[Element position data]
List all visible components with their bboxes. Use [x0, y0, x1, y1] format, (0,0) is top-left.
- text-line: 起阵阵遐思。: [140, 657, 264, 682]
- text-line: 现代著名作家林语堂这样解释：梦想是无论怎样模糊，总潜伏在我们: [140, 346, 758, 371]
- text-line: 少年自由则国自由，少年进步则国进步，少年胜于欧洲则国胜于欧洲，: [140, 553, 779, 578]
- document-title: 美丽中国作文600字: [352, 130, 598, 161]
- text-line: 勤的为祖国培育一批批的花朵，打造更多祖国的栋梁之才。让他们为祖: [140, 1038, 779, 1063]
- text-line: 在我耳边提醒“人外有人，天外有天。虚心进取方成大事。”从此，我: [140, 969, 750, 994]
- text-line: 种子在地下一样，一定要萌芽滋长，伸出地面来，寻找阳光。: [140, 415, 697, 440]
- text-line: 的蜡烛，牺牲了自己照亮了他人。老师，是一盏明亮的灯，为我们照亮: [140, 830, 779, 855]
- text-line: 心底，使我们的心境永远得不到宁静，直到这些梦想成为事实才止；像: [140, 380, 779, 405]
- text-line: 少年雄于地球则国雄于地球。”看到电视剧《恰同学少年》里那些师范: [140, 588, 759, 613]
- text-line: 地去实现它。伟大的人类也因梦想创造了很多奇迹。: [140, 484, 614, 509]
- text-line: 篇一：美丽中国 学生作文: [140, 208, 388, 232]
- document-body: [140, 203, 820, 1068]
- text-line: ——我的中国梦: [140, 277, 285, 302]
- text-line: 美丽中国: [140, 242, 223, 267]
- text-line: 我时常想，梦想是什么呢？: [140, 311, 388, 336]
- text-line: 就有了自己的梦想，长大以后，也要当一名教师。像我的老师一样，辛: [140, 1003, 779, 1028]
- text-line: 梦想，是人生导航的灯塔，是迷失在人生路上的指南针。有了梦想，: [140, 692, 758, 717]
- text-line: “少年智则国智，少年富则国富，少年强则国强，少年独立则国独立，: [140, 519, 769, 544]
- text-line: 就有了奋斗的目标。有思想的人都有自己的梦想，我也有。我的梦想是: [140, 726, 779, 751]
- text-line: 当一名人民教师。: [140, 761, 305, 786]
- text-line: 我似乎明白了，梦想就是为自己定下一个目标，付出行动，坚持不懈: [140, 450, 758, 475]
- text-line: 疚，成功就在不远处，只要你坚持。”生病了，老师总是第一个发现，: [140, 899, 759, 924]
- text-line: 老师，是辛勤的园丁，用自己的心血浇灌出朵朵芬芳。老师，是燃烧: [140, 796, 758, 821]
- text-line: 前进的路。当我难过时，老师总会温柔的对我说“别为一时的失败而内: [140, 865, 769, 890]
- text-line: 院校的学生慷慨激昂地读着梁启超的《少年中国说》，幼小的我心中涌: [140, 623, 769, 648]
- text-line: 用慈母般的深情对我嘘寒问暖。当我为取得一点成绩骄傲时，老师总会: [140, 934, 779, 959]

- _PROBLEM STATEMENT_:
Copy the rows word for word, starting at the beginning and running through the line that contains "692, 758, 717]", including that line.

- _RESULT FOR THIS TASK_:
List all visible components with their bboxes. Use [x0, y0, x1, y1] format, (0,0) is top-left.
- text-line: 起阵阵遐思。: [140, 657, 264, 682]
- text-line: 现代著名作家林语堂这样解释：梦想是无论怎样模糊，总潜伏在我们: [140, 346, 758, 371]
- text-line: 少年自由则国自由，少年进步则国进步，少年胜于欧洲则国胜于欧洲，: [140, 553, 779, 578]
- document-title: 美丽中国作文600字: [352, 130, 598, 161]
- text-line: 勤的为祖国培育一批批的花朵，打造更多祖国的栋梁之才。让他们为祖: [140, 1038, 779, 1063]
- text-line: 在我耳边提醒“人外有人，天外有天。虚心进取方成大事。”从此，我: [140, 969, 750, 994]
- text-line: 种子在地下一样，一定要萌芽滋长，伸出地面来，寻找阳光。: [140, 415, 697, 440]
- text-line: 的蜡烛，牺牲了自己照亮了他人。老师，是一盏明亮的灯，为我们照亮: [140, 830, 779, 855]
- text-line: 心底，使我们的心境永远得不到宁静，直到这些梦想成为事实才止；像: [140, 380, 779, 405]
- text-line: 少年雄于地球则国雄于地球。”看到电视剧《恰同学少年》里那些师范: [140, 588, 759, 613]
- text-line: 地去实现它。伟大的人类也因梦想创造了很多奇迹。: [140, 484, 614, 509]
- text-line: 篇一：美丽中国 学生作文: [140, 208, 388, 232]
- document-body: [140, 203, 820, 1068]
- text-line: ——我的中国梦: [140, 277, 285, 302]
- text-line: 美丽中国: [140, 242, 223, 267]
- text-line: 我时常想，梦想是什么呢？: [140, 311, 388, 336]
- text-line: 就有了自己的梦想，长大以后，也要当一名教师。像我的老师一样，辛: [140, 1003, 779, 1028]
- text-line: 梦想，是人生导航的灯塔，是迷失在人生路上的指南针。有了梦想，: [140, 692, 758, 717]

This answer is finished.